> _What to produce_: Which lines have the string "cost"? Copy all of them from the entries below.

>> begin Material provided

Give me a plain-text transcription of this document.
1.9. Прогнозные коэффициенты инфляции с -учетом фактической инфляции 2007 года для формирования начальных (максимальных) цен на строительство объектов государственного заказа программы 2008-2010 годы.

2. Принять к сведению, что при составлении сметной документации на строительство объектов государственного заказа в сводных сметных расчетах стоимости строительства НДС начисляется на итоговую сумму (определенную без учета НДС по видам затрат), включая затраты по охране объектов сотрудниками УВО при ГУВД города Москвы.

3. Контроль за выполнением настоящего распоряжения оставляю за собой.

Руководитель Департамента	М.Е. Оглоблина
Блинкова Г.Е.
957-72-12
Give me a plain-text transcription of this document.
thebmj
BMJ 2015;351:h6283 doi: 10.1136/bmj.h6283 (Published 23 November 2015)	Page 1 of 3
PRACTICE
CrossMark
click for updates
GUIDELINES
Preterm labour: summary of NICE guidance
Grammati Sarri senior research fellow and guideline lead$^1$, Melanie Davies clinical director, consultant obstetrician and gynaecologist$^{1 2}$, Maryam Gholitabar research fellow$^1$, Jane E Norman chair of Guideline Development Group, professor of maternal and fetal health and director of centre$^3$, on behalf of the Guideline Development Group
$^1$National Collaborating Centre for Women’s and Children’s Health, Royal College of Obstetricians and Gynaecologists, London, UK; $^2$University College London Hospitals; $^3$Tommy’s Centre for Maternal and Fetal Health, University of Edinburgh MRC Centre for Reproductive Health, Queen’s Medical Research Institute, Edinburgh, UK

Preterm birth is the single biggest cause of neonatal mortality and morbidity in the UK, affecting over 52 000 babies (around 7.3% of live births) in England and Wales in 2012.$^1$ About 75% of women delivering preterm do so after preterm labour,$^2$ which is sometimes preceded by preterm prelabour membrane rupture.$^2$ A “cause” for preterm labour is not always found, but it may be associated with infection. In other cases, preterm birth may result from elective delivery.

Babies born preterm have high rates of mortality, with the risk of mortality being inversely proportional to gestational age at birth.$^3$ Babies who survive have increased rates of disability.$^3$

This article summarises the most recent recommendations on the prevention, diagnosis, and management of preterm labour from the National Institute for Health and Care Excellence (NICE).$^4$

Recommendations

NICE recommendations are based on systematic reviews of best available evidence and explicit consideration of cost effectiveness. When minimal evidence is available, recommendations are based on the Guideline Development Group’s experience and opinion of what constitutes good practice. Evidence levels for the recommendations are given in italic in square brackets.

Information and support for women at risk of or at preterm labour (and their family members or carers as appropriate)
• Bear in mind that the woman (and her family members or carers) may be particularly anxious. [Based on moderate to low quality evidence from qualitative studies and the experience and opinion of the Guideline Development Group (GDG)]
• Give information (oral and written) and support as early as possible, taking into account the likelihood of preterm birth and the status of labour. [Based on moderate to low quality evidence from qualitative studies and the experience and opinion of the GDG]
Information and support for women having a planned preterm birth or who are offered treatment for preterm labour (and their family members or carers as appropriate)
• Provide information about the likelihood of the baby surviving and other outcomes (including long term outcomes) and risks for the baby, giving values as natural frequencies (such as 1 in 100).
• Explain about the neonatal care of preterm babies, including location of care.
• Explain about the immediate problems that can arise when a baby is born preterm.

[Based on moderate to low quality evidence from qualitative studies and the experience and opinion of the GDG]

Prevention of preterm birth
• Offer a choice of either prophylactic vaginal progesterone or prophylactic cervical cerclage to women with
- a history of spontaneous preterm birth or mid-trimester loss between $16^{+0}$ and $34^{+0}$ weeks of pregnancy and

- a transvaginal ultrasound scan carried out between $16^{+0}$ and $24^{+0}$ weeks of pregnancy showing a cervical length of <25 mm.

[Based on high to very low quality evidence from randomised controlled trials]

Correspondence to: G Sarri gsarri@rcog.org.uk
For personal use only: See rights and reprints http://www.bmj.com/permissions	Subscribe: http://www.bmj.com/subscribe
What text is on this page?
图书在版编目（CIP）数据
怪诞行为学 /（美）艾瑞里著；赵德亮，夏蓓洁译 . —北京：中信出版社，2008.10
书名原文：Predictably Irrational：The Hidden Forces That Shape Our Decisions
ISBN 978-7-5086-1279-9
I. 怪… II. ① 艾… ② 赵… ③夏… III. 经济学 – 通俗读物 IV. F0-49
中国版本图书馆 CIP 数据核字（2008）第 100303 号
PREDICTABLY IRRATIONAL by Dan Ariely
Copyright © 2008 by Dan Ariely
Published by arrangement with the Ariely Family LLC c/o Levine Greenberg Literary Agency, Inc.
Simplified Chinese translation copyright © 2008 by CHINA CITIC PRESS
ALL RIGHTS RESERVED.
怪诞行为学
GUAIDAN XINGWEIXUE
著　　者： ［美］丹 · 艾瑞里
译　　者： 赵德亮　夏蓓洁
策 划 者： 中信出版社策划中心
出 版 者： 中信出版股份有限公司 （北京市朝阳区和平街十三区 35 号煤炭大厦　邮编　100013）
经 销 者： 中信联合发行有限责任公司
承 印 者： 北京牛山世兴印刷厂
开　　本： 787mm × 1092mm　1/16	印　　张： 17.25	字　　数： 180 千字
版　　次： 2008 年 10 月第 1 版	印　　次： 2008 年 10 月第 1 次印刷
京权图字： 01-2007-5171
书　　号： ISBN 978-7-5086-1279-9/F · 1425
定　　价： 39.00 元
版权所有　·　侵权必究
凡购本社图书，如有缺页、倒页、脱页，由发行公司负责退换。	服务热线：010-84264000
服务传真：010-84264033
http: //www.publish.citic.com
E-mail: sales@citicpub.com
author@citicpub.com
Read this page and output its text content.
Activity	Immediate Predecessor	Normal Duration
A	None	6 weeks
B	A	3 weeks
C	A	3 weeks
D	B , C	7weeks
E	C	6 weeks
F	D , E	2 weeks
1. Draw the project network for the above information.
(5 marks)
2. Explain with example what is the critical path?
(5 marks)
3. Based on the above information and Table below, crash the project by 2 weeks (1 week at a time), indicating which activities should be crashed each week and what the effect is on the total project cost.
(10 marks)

>> end Material provided

> _Written response_:
NICE recommendations are based on systematic reviews of best available evidence and explicit consideration of cost effectiveness. When minimal evidence is available, recommendations are based on the Guideline Development Group’s experience and opinion of what constitutes good practice. Evidence levels for the recommendations are given in italic in square brackets.
3. Based on the above information and Table below, crash the project by 2 weeks (1 week at a time), indicating which activities should be crashed each week and what the effect is on the total project cost.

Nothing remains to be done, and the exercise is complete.